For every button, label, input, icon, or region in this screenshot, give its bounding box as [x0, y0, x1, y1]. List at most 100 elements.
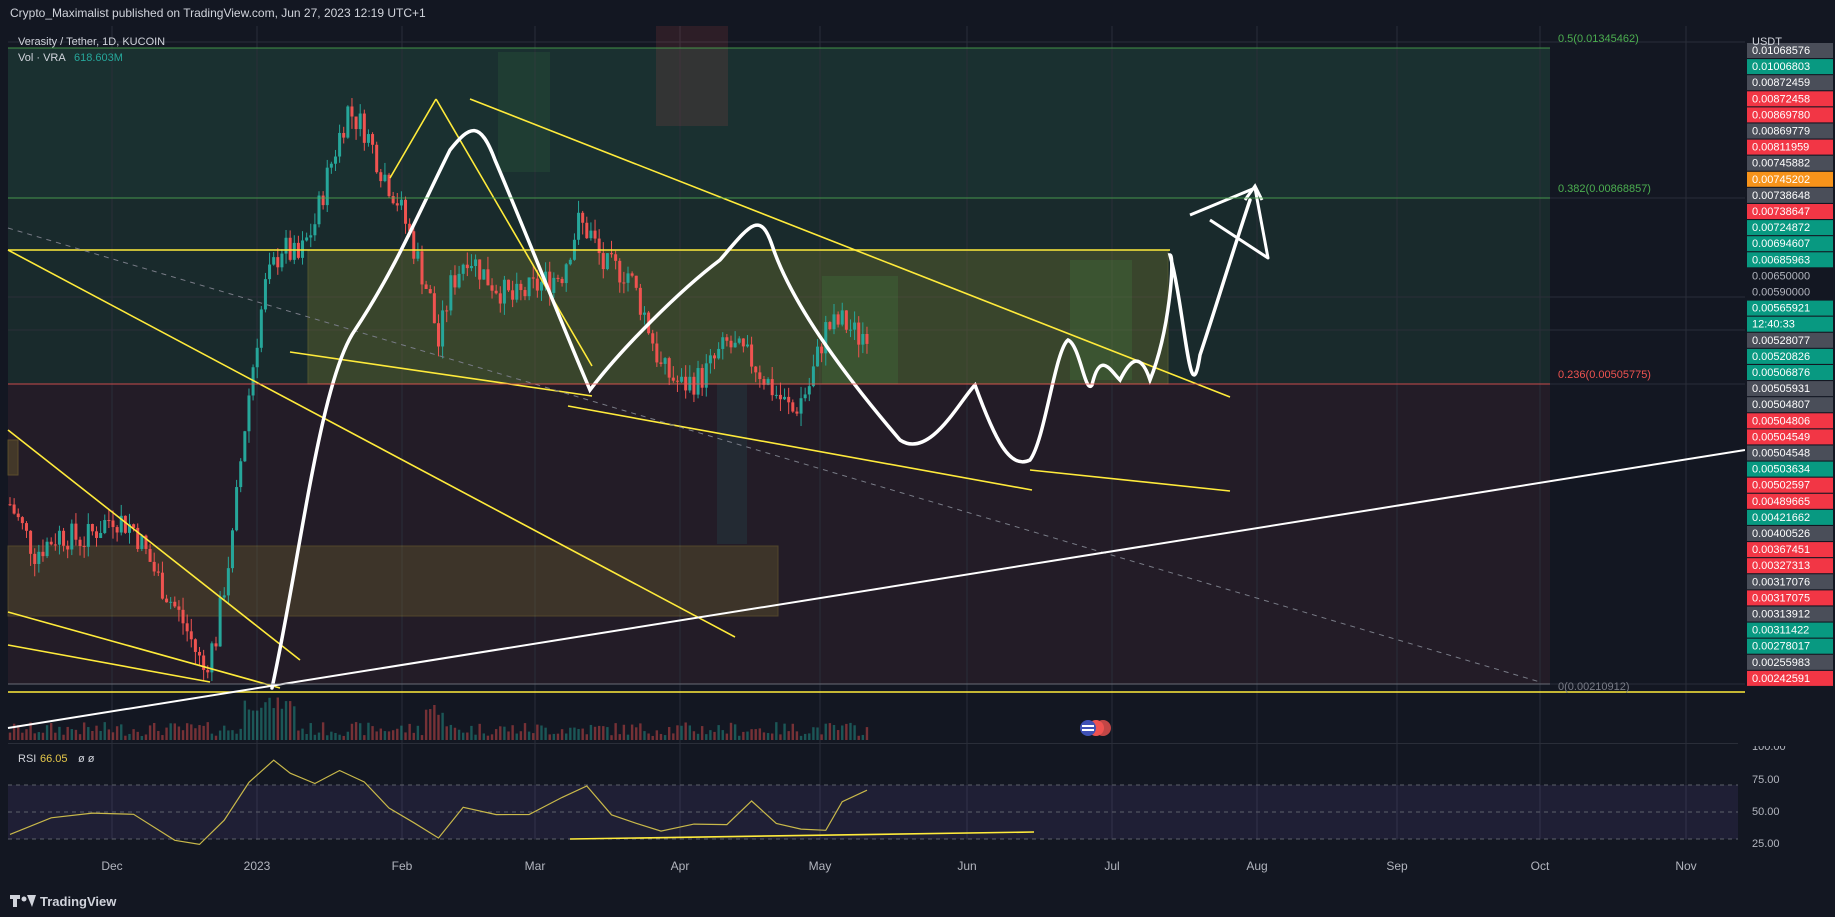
price-label: 0.00313912: [1752, 609, 1810, 621]
price-label: 0.00242591: [1752, 673, 1810, 685]
volume-bar: [350, 723, 354, 740]
fib-label: 0.5(0.01345462): [1558, 33, 1639, 45]
volume-bar: [148, 725, 152, 740]
candle-body: [725, 337, 729, 341]
candle-body: [630, 273, 634, 276]
published-caption: Crypto_Maximalist published on TradingVi…: [10, 6, 426, 20]
price-label: 0.00745882: [1752, 158, 1810, 170]
trendline-down-left: [7, 429, 301, 661]
price-label: 0.00872458: [1752, 93, 1810, 105]
candle-body: [552, 277, 556, 293]
rsi-extra: ø ø: [78, 753, 95, 765]
candle-body: [408, 223, 412, 232]
volume-bar: [132, 729, 135, 740]
volume-bar: [738, 735, 741, 740]
candle-body: [601, 253, 605, 270]
candle-body: [803, 394, 807, 399]
price-label: 0.00255983: [1752, 657, 1810, 669]
candle-body: [634, 275, 638, 288]
volume-bar: [457, 729, 461, 740]
candle-body: [844, 310, 848, 330]
price-label: 0.00505931: [1752, 383, 1810, 395]
volume-bar: [725, 733, 729, 740]
fib-zone-lower: [8, 384, 1550, 684]
candle-body: [548, 271, 552, 293]
candle-body: [519, 283, 523, 291]
candle-body: [103, 520, 107, 533]
price-label: 0.00565921: [1752, 303, 1810, 315]
candle-body: [857, 322, 861, 345]
price-label-bg: [1747, 220, 1833, 236]
us-flag-icon[interactable]: [1080, 720, 1111, 736]
price-label-bg: [1747, 590, 1833, 606]
volume-bar: [597, 725, 601, 740]
volume-bar: [474, 734, 477, 740]
time-tick-label: Nov: [1675, 859, 1696, 873]
fib-label: 0.236(0.00505775): [1558, 369, 1651, 381]
price-scale: 0.01068576 0.01006803 0.00872459 0.00872458…: [1747, 43, 1833, 686]
candle-body: [107, 520, 111, 522]
candle-body: [243, 431, 247, 462]
price-label: 0.00327313: [1752, 560, 1810, 572]
candle-body: [848, 329, 852, 331]
volume-bar: [375, 731, 378, 740]
candle-body: [95, 531, 99, 538]
candle-body: [420, 251, 424, 285]
price-label: 0.00317076: [1752, 576, 1810, 588]
candle-body: [66, 545, 70, 550]
projected-path: [270, 128, 1252, 690]
volume-bar: [742, 731, 745, 740]
candle-body: [622, 282, 626, 284]
volume-bar: [532, 733, 535, 740]
candle-body: [140, 535, 144, 549]
candle-body: [692, 376, 696, 395]
volume-bar: [713, 731, 716, 740]
candle-body: [181, 609, 185, 624]
candle-body: [457, 273, 461, 288]
candle-body: [700, 368, 704, 388]
candle-body: [329, 163, 333, 168]
tradingview-logo-icon[interactable]: [10, 895, 36, 907]
candle-body: [160, 572, 164, 599]
price-label: 0.00367451: [1752, 544, 1810, 556]
price-label: 0.00317075: [1752, 592, 1810, 604]
volume-bar: [12, 723, 16, 740]
volume-bar: [173, 723, 176, 740]
candle-body: [210, 643, 214, 673]
candle-body: [173, 601, 177, 607]
volume-bar: [783, 723, 786, 740]
candle-body: [404, 199, 408, 224]
volume-bar: [260, 707, 263, 740]
price-label-bg: [1747, 558, 1833, 574]
candle-body: [354, 116, 358, 130]
candle-body: [445, 310, 449, 312]
candle-body: [53, 544, 57, 546]
volume-bar: [309, 723, 312, 740]
volume-bar: [527, 731, 531, 740]
volume-bar: [338, 734, 341, 740]
volume-bar: [334, 732, 337, 740]
volume-bar: [21, 732, 24, 740]
candle-body: [774, 394, 778, 396]
volume-bar: [177, 726, 181, 740]
volume-bar: [202, 725, 205, 740]
volume-bar: [321, 722, 325, 740]
candle-body: [156, 571, 160, 573]
volume-bar: [548, 734, 551, 740]
volume-bar: [103, 722, 106, 740]
volume-bar: [391, 730, 395, 740]
time-scale[interactable]: Dec 2023 Feb Mar Apr May Jun Jul Aug Sep Oct Nov: [101, 859, 1696, 873]
volume-bar: [41, 732, 45, 740]
price-label: 0.00745202: [1752, 174, 1810, 186]
volume-bar: [824, 723, 827, 740]
candle-body: [62, 530, 66, 546]
candle-body: [778, 394, 782, 400]
volume-bar: [478, 723, 481, 740]
candle-body: [259, 309, 263, 348]
volume-bar: [50, 723, 53, 740]
candle-body: [717, 348, 721, 359]
volume-bar: [639, 723, 642, 740]
volume-bar: [124, 735, 127, 740]
volume-bar: [210, 733, 214, 740]
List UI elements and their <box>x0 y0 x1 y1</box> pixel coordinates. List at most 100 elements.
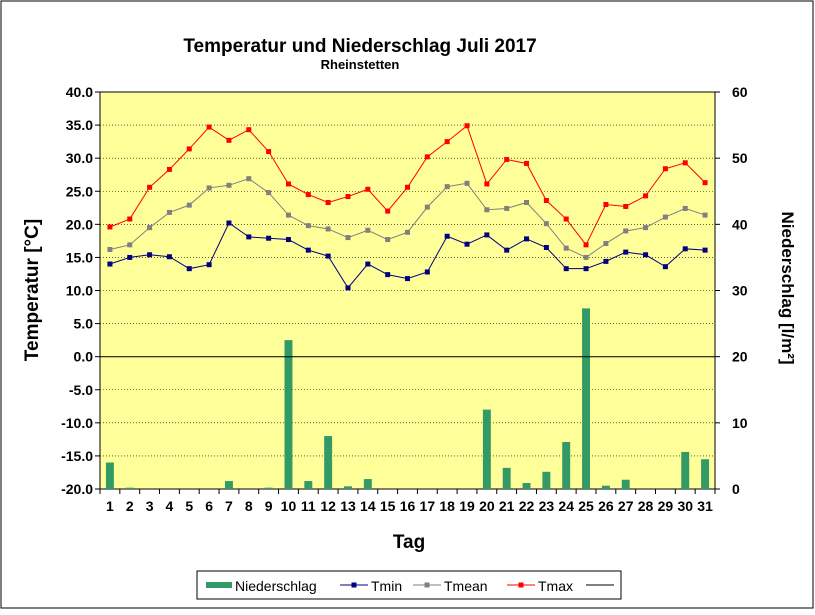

• • •

◆ **Short problem**: Can you rewrite all the data above, changing every "volume-bar" to "volume-column" and keeping everything else the same, with the pictures left out?

◆ **Finished answer**:
For every button, label, input, icon, or region in this screenshot, give its bounding box as [x0, y0, x1, y1]. List at most 100 elements.
price-label: 0.00313912: [1752, 609, 1810, 621]
price-label: 0.00242591: [1752, 673, 1810, 685]
volume-column: [350, 723, 354, 740]
fib-label: 0.5(0.01345462): [1558, 33, 1639, 45]
volume-column: [148, 725, 152, 740]
candle-body: [725, 337, 729, 341]
candle-body: [630, 273, 634, 276]
published-caption: Crypto_Maximalist published on TradingVi…: [10, 6, 426, 20]
price-label: 0.00745882: [1752, 158, 1810, 170]
trendline-down-left: [7, 429, 301, 661]
price-label: 0.00872458: [1752, 93, 1810, 105]
candle-body: [552, 277, 556, 293]
rsi-extra: ø ø: [78, 753, 95, 765]
candle-body: [408, 223, 412, 232]
volume-column: [132, 729, 135, 740]
volume-column: [738, 735, 741, 740]
candle-body: [601, 253, 605, 270]
candle-body: [803, 394, 807, 399]
price-label: 0.00255983: [1752, 657, 1810, 669]
candle-body: [634, 275, 638, 288]
volume-column: [457, 729, 461, 740]
candle-body: [844, 310, 848, 330]
price-label: 0.00505931: [1752, 383, 1810, 395]
volume-column: [725, 733, 729, 740]
fib-zone-lower: [8, 384, 1550, 684]
candle-body: [548, 271, 552, 293]
candle-body: [519, 283, 523, 291]
candle-body: [103, 520, 107, 533]
price-label: 0.00565921: [1752, 303, 1810, 315]
candle-body: [857, 322, 861, 345]
price-label-bg: [1747, 220, 1833, 236]
us-flag-icon[interactable]: [1080, 720, 1111, 736]
price-label-bg: [1747, 590, 1833, 606]
volume-column: [597, 725, 601, 740]
volume-column: [474, 734, 477, 740]
time-tick-label: Nov: [1675, 859, 1696, 873]
fib-label: 0.236(0.00505775): [1558, 369, 1651, 381]
price-scale: 0.01068576 0.01006803 0.00872459 0.00872458…: [1747, 43, 1833, 686]
candle-body: [107, 520, 111, 522]
candle-body: [243, 431, 247, 462]
price-label: 0.00327313: [1752, 560, 1810, 572]
candle-body: [848, 329, 852, 331]
volume-column: [375, 731, 378, 740]
candle-body: [95, 531, 99, 538]
candle-body: [420, 251, 424, 285]
price-label: 0.00317076: [1752, 576, 1810, 588]
candle-body: [66, 545, 70, 550]
projected-path: [270, 128, 1252, 690]
volume-column: [742, 731, 745, 740]
candle-body: [622, 282, 626, 284]
volume-column: [532, 733, 535, 740]
candle-body: [140, 535, 144, 549]
candle-body: [692, 376, 696, 395]
volume-column: [713, 731, 716, 740]
candle-body: [181, 609, 185, 624]
candle-body: [457, 273, 461, 288]
candle-body: [700, 368, 704, 388]
candle-body: [329, 163, 333, 168]
tradingview-logo-icon[interactable]: [10, 895, 36, 907]
candle-body: [160, 572, 164, 599]
price-label: 0.00367451: [1752, 544, 1810, 556]
price-label: 0.00317075: [1752, 592, 1810, 604]
volume-column: [12, 723, 16, 740]
volume-column: [173, 723, 176, 740]
candle-body: [210, 643, 214, 673]
candle-body: [173, 601, 177, 607]
volume-column: [783, 723, 786, 740]
candle-body: [404, 199, 408, 224]
volume-column: [260, 707, 263, 740]
price-label-bg: [1747, 558, 1833, 574]
candle-body: [354, 116, 358, 130]
candle-body: [445, 310, 449, 312]
candle-body: [53, 544, 57, 546]
volume-column: [309, 723, 312, 740]
volume-column: [527, 731, 531, 740]
volume-column: [338, 734, 341, 740]
volume-column: [334, 732, 337, 740]
volume-column: [21, 732, 24, 740]
candle-body: [774, 394, 778, 396]
volume-column: [177, 726, 181, 740]
volume-column: [202, 725, 205, 740]
volume-column: [321, 722, 325, 740]
candle-body: [156, 571, 160, 573]
volume-column: [548, 734, 551, 740]
volume-column: [103, 722, 106, 740]
volume-column: [391, 730, 395, 740]
time-scale[interactable]: Dec 2023 Feb Mar Apr May Jun Jul Aug Sep Oct Nov: [101, 859, 1696, 873]
volume-column: [41, 732, 45, 740]
price-label: 0.00745202: [1752, 174, 1810, 186]
volume-column: [824, 723, 827, 740]
candle-body: [62, 530, 66, 546]
candle-body: [778, 394, 782, 400]
volume-column: [478, 723, 481, 740]
candle-body: [259, 309, 263, 348]
volume-column: [50, 723, 53, 740]
candle-body: [717, 348, 721, 359]
volume-column: [639, 723, 642, 740]
volume-column: [124, 735, 127, 740]
volume-column: [210, 733, 214, 740]
List UI elements and their <box>x0 y0 x1 y1</box> pixel coordinates. List at most 100 elements.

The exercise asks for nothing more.